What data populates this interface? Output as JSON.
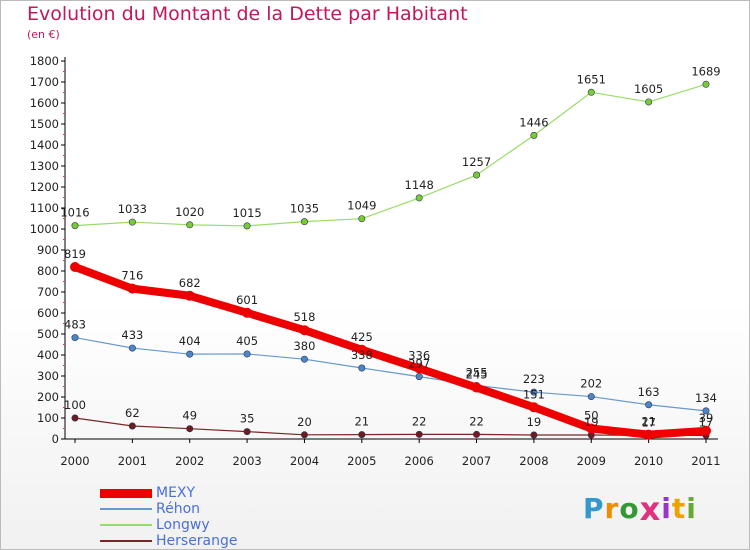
{
  "title": "Evolution du Montant de la Dette par Habitant",
  "subtitle": "(en €)",
  "logo": {
    "text": "Proxiti",
    "letter_colors": [
      "#3399cc",
      "#f08c00",
      "#339933",
      "#e0307f",
      "#9933cc",
      "#f0a000",
      "#66aa33"
    ]
  },
  "chart_data": {
    "type": "line",
    "title": "Evolution du Montant de la Dette par Habitant",
    "ylabel": "(en €)",
    "xlabel": "",
    "x": [
      "2000",
      "2001",
      "2002",
      "2003",
      "2004",
      "2005",
      "2006",
      "2007",
      "2008",
      "2009",
      "2010",
      "2011"
    ],
    "ylim": [
      0,
      1800
    ],
    "yticks": [
      "0",
      "100",
      "200",
      "300",
      "400",
      "500",
      "600",
      "700",
      "800",
      "900",
      "1000",
      "1100",
      "1200",
      "1300",
      "1400",
      "1500",
      "1600",
      "1700",
      "1800"
    ],
    "grid": false,
    "legend": "bottom-left",
    "series": [
      {
        "name": "Longwy",
        "color": "#99dd66",
        "marker": "#77cc33",
        "width": 1.2,
        "values": [
          1016,
          1033,
          1020,
          1015,
          1035,
          1049,
          1148,
          1257,
          1446,
          1651,
          1605,
          1689
        ],
        "labels": [
          "1016",
          "1033",
          "1020",
          "1015",
          "1035",
          "1049",
          "1148",
          "1257",
          "1446",
          "1651",
          "1605",
          "1689"
        ]
      },
      {
        "name": "Réhon",
        "color": "#6699cc",
        "marker": "#4a86c8",
        "width": 1.2,
        "values": [
          483,
          433,
          404,
          405,
          380,
          338,
          297,
          255,
          223,
          202,
          163,
          134
        ],
        "labels": [
          "483",
          "433",
          "404",
          "405",
          "380",
          "338",
          "297",
          "255",
          "223",
          "202",
          "163",
          "134"
        ]
      },
      {
        "name": "Herserange",
        "color": "#7a2626",
        "marker": "#6b1e1e",
        "width": 1.2,
        "values": [
          100,
          62,
          49,
          35,
          20,
          21,
          22,
          22,
          19,
          19,
          17,
          17
        ],
        "labels": [
          "100",
          "62",
          "49",
          "35",
          "20",
          "21",
          "22",
          "22",
          "19",
          "19",
          "17",
          "17"
        ]
      },
      {
        "name": "MEXY",
        "color": "#ee0000",
        "marker": "#ee0000",
        "width": 8,
        "values": [
          819,
          716,
          682,
          601,
          518,
          425,
          336,
          245,
          151,
          50,
          21,
          39
        ],
        "labels": [
          "819",
          "716",
          "682",
          "601",
          "518",
          "425",
          "336",
          "245",
          "151",
          "50",
          "21",
          "39"
        ]
      }
    ],
    "legend_order": [
      "MEXY",
      "Réhon",
      "Longwy",
      "Herserange"
    ]
  }
}
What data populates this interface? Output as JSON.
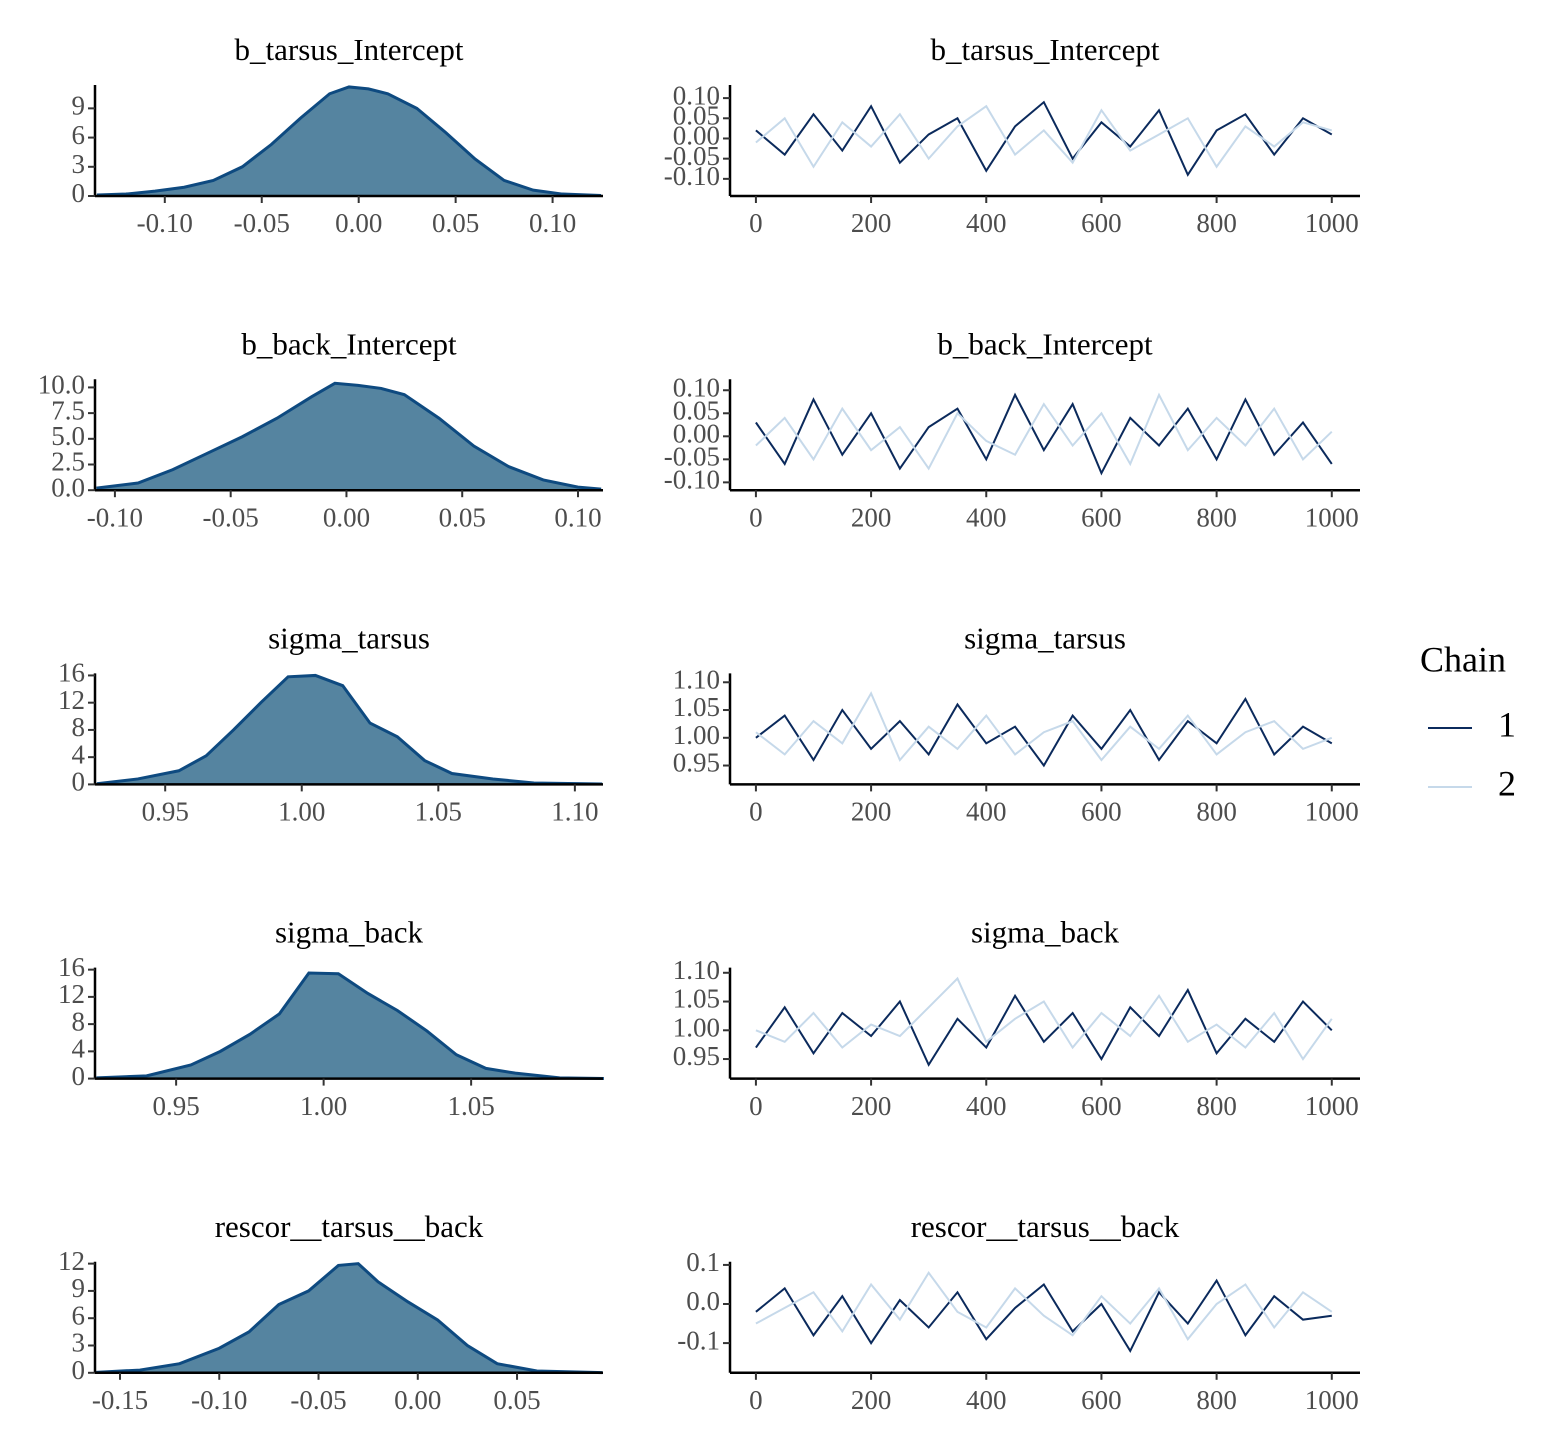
{
  "chart_data": [
    {
      "type": "density",
      "title": "b_tarsus_Intercept",
      "color": "#5584a0",
      "line_color": "#0e4a80",
      "x": [
        -0.135,
        -0.12,
        -0.105,
        -0.09,
        -0.075,
        -0.06,
        -0.045,
        -0.03,
        -0.015,
        -0.005,
        0.005,
        0.015,
        0.03,
        0.045,
        0.06,
        0.075,
        0.09,
        0.105,
        0.125
      ],
      "values": [
        0.1,
        0.2,
        0.5,
        0.9,
        1.6,
        3.0,
        5.3,
        8.0,
        10.5,
        11.2,
        11.0,
        10.5,
        9.0,
        6.5,
        3.8,
        1.6,
        0.6,
        0.2,
        0.05
      ],
      "xlim": [
        -0.136,
        0.126
      ],
      "xticks": [
        {
          "value": -0.1,
          "label": "-0.10"
        },
        {
          "value": -0.05,
          "label": "-0.05"
        },
        {
          "value": 0,
          "label": "0.00"
        },
        {
          "value": 0.05,
          "label": "0.05"
        },
        {
          "value": 0.1,
          "label": "0.10"
        }
      ],
      "ylim": [
        0,
        11.4
      ],
      "yticks": [
        0,
        3,
        6,
        9
      ]
    },
    {
      "type": "trace",
      "title": "b_tarsus_Intercept",
      "x": [
        0,
        50,
        100,
        150,
        200,
        250,
        300,
        350,
        400,
        450,
        500,
        550,
        600,
        650,
        700,
        750,
        800,
        850,
        900,
        950,
        1000
      ],
      "series": [
        {
          "color": "#0b2a5c",
          "values": [
            0.02,
            -0.04,
            0.06,
            -0.03,
            0.08,
            -0.06,
            0.01,
            0.05,
            -0.08,
            0.03,
            0.09,
            -0.05,
            0.04,
            -0.02,
            0.07,
            -0.09,
            0.02,
            0.06,
            -0.04,
            0.05,
            0.01
          ]
        },
        {
          "color": "#c6d9ea",
          "values": [
            -0.01,
            0.05,
            -0.07,
            0.04,
            -0.02,
            0.06,
            -0.05,
            0.03,
            0.08,
            -0.04,
            0.02,
            -0.06,
            0.07,
            -0.03,
            0.01,
            0.05,
            -0.07,
            0.03,
            -0.02,
            0.04,
            0.02
          ]
        }
      ],
      "xlim": [
        -45,
        1049
      ],
      "xticks": [
        0,
        200,
        400,
        600,
        800,
        1000
      ],
      "ylim": [
        -0.1425,
        0.1325
      ],
      "yticks": [
        {
          "value": -0.1,
          "label": "-0.10"
        },
        {
          "value": -0.05,
          "label": "-0.05"
        },
        {
          "value": 0,
          "label": "0.00"
        },
        {
          "value": 0.05,
          "label": "0.05"
        },
        {
          "value": 0.1,
          "label": "0.10"
        }
      ]
    },
    {
      "type": "density",
      "title": "b_back_Intercept",
      "color": "#5584a0",
      "line_color": "#0e4a80",
      "x": [
        -0.108,
        -0.09,
        -0.075,
        -0.06,
        -0.045,
        -0.03,
        -0.015,
        -0.005,
        0.005,
        0.015,
        0.025,
        0.04,
        0.055,
        0.07,
        0.085,
        0.1,
        0.11
      ],
      "values": [
        0.2,
        0.7,
        2.0,
        3.6,
        5.2,
        7.0,
        9.1,
        10.4,
        10.2,
        9.9,
        9.3,
        7.0,
        4.3,
        2.3,
        1.0,
        0.3,
        0.1
      ],
      "xlim": [
        -0.1086,
        0.1108
      ],
      "xticks": [
        {
          "value": -0.1,
          "label": "-0.10"
        },
        {
          "value": -0.05,
          "label": "-0.05"
        },
        {
          "value": 0,
          "label": "0.00"
        },
        {
          "value": 0.05,
          "label": "0.05"
        },
        {
          "value": 0.1,
          "label": "0.10"
        }
      ],
      "ylim": [
        0,
        10.8
      ],
      "yticks": [
        {
          "value": 0,
          "label": "0.0"
        },
        {
          "value": 2.5,
          "label": "2.5"
        },
        {
          "value": 5,
          "label": "5.0"
        },
        {
          "value": 7.5,
          "label": "7.5"
        },
        {
          "value": 10,
          "label": "10.0"
        }
      ]
    },
    {
      "type": "trace",
      "title": "b_back_Intercept",
      "x": [
        0,
        50,
        100,
        150,
        200,
        250,
        300,
        350,
        400,
        450,
        500,
        550,
        600,
        650,
        700,
        750,
        800,
        850,
        900,
        950,
        1000
      ],
      "series": [
        {
          "color": "#0b2a5c",
          "values": [
            0.03,
            -0.06,
            0.08,
            -0.04,
            0.05,
            -0.07,
            0.02,
            0.06,
            -0.05,
            0.09,
            -0.03,
            0.07,
            -0.08,
            0.04,
            -0.02,
            0.06,
            -0.05,
            0.08,
            -0.04,
            0.03,
            -0.06
          ]
        },
        {
          "color": "#c6d9ea",
          "values": [
            -0.02,
            0.04,
            -0.05,
            0.06,
            -0.03,
            0.02,
            -0.07,
            0.05,
            -0.01,
            -0.04,
            0.07,
            -0.02,
            0.05,
            -0.06,
            0.09,
            -0.03,
            0.04,
            -0.02,
            0.06,
            -0.05,
            0.01
          ]
        }
      ],
      "xlim": [
        -45,
        1049
      ],
      "xticks": [
        0,
        200,
        400,
        600,
        800,
        1000
      ],
      "ylim": [
        -0.117,
        0.124
      ],
      "yticks": [
        {
          "value": -0.1,
          "label": "-0.10"
        },
        {
          "value": -0.05,
          "label": "-0.05"
        },
        {
          "value": 0,
          "label": "0.00"
        },
        {
          "value": 0.05,
          "label": "0.05"
        },
        {
          "value": 0.1,
          "label": "0.10"
        }
      ]
    },
    {
      "type": "density",
      "title": "sigma_tarsus",
      "color": "#5584a0",
      "line_color": "#0e4a80",
      "x": [
        0.925,
        0.94,
        0.955,
        0.965,
        0.975,
        0.985,
        0.995,
        1.005,
        1.015,
        1.025,
        1.035,
        1.045,
        1.055,
        1.07,
        1.085,
        1.11
      ],
      "values": [
        0.1,
        0.8,
        2.0,
        4.2,
        8.0,
        12.0,
        15.8,
        16.0,
        14.5,
        9.0,
        7.0,
        3.5,
        1.6,
        0.8,
        0.2,
        0.05
      ],
      "xlim": [
        0.9243,
        1.1103
      ],
      "xticks": [
        {
          "value": 0.95,
          "label": "0.95"
        },
        {
          "value": 1,
          "label": "1.00"
        },
        {
          "value": 1.05,
          "label": "1.05"
        },
        {
          "value": 1.1,
          "label": "1.10"
        }
      ],
      "ylim": [
        0,
        16.3
      ],
      "yticks": [
        0,
        4,
        8,
        12,
        16
      ]
    },
    {
      "type": "trace",
      "title": "sigma_tarsus",
      "x": [
        0,
        50,
        100,
        150,
        200,
        250,
        300,
        350,
        400,
        450,
        500,
        550,
        600,
        650,
        700,
        750,
        800,
        850,
        900,
        950,
        1000
      ],
      "series": [
        {
          "color": "#0b2a5c",
          "values": [
            1.0,
            1.04,
            0.96,
            1.05,
            0.98,
            1.03,
            0.97,
            1.06,
            0.99,
            1.02,
            0.95,
            1.04,
            0.98,
            1.05,
            0.96,
            1.03,
            0.99,
            1.07,
            0.97,
            1.02,
            0.99
          ]
        },
        {
          "color": "#c6d9ea",
          "values": [
            1.01,
            0.97,
            1.03,
            0.99,
            1.08,
            0.96,
            1.02,
            0.98,
            1.04,
            0.97,
            1.01,
            1.03,
            0.96,
            1.02,
            0.98,
            1.04,
            0.97,
            1.01,
            1.03,
            0.98,
            1.0
          ]
        }
      ],
      "xlim": [
        -45,
        1049
      ],
      "xticks": [
        0,
        200,
        400,
        600,
        800,
        1000
      ],
      "ylim": [
        0.916,
        1.116
      ],
      "yticks": [
        {
          "value": 0.95,
          "label": "0.95"
        },
        {
          "value": 1,
          "label": "1.00"
        },
        {
          "value": 1.05,
          "label": "1.05"
        },
        {
          "value": 1.1,
          "label": "1.10"
        }
      ]
    },
    {
      "type": "density",
      "title": "sigma_back",
      "color": "#5584a0",
      "line_color": "#0e4a80",
      "x": [
        0.923,
        0.94,
        0.955,
        0.965,
        0.975,
        0.985,
        0.995,
        1.005,
        1.015,
        1.025,
        1.035,
        1.045,
        1.055,
        1.065,
        1.08,
        1.095
      ],
      "values": [
        0.1,
        0.4,
        2.0,
        4.0,
        6.5,
        9.5,
        15.5,
        15.4,
        12.5,
        10.0,
        7.0,
        3.5,
        1.5,
        0.8,
        0.1,
        0.02
      ],
      "xlim": [
        0.9225,
        1.0947
      ],
      "xticks": [
        {
          "value": 0.95,
          "label": "0.95"
        },
        {
          "value": 1,
          "label": "1.00"
        },
        {
          "value": 1.05,
          "label": "1.05"
        }
      ],
      "ylim": [
        0,
        16.3
      ],
      "yticks": [
        0,
        4,
        8,
        12,
        16
      ]
    },
    {
      "type": "trace",
      "title": "sigma_back",
      "x": [
        0,
        50,
        100,
        150,
        200,
        250,
        300,
        350,
        400,
        450,
        500,
        550,
        600,
        650,
        700,
        750,
        800,
        850,
        900,
        950,
        1000
      ],
      "series": [
        {
          "color": "#0b2a5c",
          "values": [
            0.97,
            1.04,
            0.96,
            1.03,
            0.99,
            1.05,
            0.94,
            1.02,
            0.97,
            1.06,
            0.98,
            1.03,
            0.95,
            1.04,
            0.99,
            1.07,
            0.96,
            1.02,
            0.98,
            1.05,
            1.0
          ]
        },
        {
          "color": "#c6d9ea",
          "values": [
            1.0,
            0.98,
            1.03,
            0.97,
            1.01,
            0.99,
            1.04,
            1.09,
            0.98,
            1.02,
            1.05,
            0.97,
            1.03,
            0.99,
            1.06,
            0.98,
            1.01,
            0.97,
            1.03,
            0.95,
            1.02
          ]
        }
      ],
      "xlim": [
        -45,
        1049
      ],
      "xticks": [
        0,
        200,
        400,
        600,
        800,
        1000
      ],
      "ylim": [
        0.916,
        1.109
      ],
      "yticks": [
        {
          "value": 0.95,
          "label": "0.95"
        },
        {
          "value": 1,
          "label": "1.00"
        },
        {
          "value": 1.05,
          "label": "1.05"
        },
        {
          "value": 1.1,
          "label": "1.10"
        }
      ]
    },
    {
      "type": "density",
      "title": "rescor__tarsus__back",
      "color": "#5584a0",
      "line_color": "#0e4a80",
      "x": [
        -0.162,
        -0.14,
        -0.12,
        -0.1,
        -0.085,
        -0.07,
        -0.055,
        -0.04,
        -0.03,
        -0.02,
        -0.005,
        0.01,
        0.025,
        0.04,
        0.06,
        0.093
      ],
      "values": [
        0.05,
        0.3,
        1.0,
        2.7,
        4.5,
        7.5,
        9.0,
        11.8,
        12.0,
        10.0,
        7.8,
        5.8,
        3.0,
        1.0,
        0.2,
        0.02
      ],
      "xlim": [
        -0.1626,
        0.0933
      ],
      "xticks": [
        {
          "value": -0.15,
          "label": "-0.15"
        },
        {
          "value": -0.1,
          "label": "-0.10"
        },
        {
          "value": -0.05,
          "label": "-0.05"
        },
        {
          "value": 0,
          "label": "0.00"
        },
        {
          "value": 0.05,
          "label": "0.05"
        }
      ],
      "ylim": [
        0,
        12.2
      ],
      "yticks": [
        0,
        3,
        6,
        9,
        12
      ]
    },
    {
      "type": "trace",
      "title": "rescor__tarsus__back",
      "x": [
        0,
        50,
        100,
        150,
        200,
        250,
        300,
        350,
        400,
        450,
        500,
        550,
        600,
        650,
        700,
        750,
        800,
        850,
        900,
        950,
        1000
      ],
      "series": [
        {
          "color": "#0b2a5c",
          "values": [
            -0.02,
            0.04,
            -0.08,
            0.02,
            -0.1,
            0.01,
            -0.06,
            0.03,
            -0.09,
            -0.01,
            0.05,
            -0.07,
            0.0,
            -0.12,
            0.03,
            -0.05,
            0.06,
            -0.08,
            0.02,
            -0.04,
            -0.03
          ]
        },
        {
          "color": "#c6d9ea",
          "values": [
            -0.05,
            -0.01,
            0.03,
            -0.07,
            0.05,
            -0.04,
            0.08,
            -0.02,
            -0.06,
            0.04,
            -0.03,
            -0.08,
            0.02,
            -0.05,
            0.04,
            -0.09,
            0.0,
            0.05,
            -0.06,
            0.03,
            -0.02
          ]
        }
      ],
      "xlim": [
        -45,
        1049
      ],
      "xticks": [
        0,
        200,
        400,
        600,
        800,
        1000
      ],
      "ylim": [
        -0.176,
        0.108
      ],
      "yticks": [
        {
          "value": -0.1,
          "label": "-0.1"
        },
        {
          "value": 0,
          "label": "0.0"
        },
        {
          "value": 0.1,
          "label": "0.1"
        }
      ]
    }
  ],
  "legend": {
    "title": "Chain",
    "entries": [
      {
        "name": "1",
        "color": "#0b2a5c"
      },
      {
        "name": "2",
        "color": "#c6d9ea"
      }
    ]
  }
}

- - -

* Your goal
Pull out all lines from the entries above in which the word "Evolution" appears.

* Complete response
  "title": "Evolution du Montant de la Dette par Habitant",
    "title": "Evolution du Montant de la Dette par Habitant",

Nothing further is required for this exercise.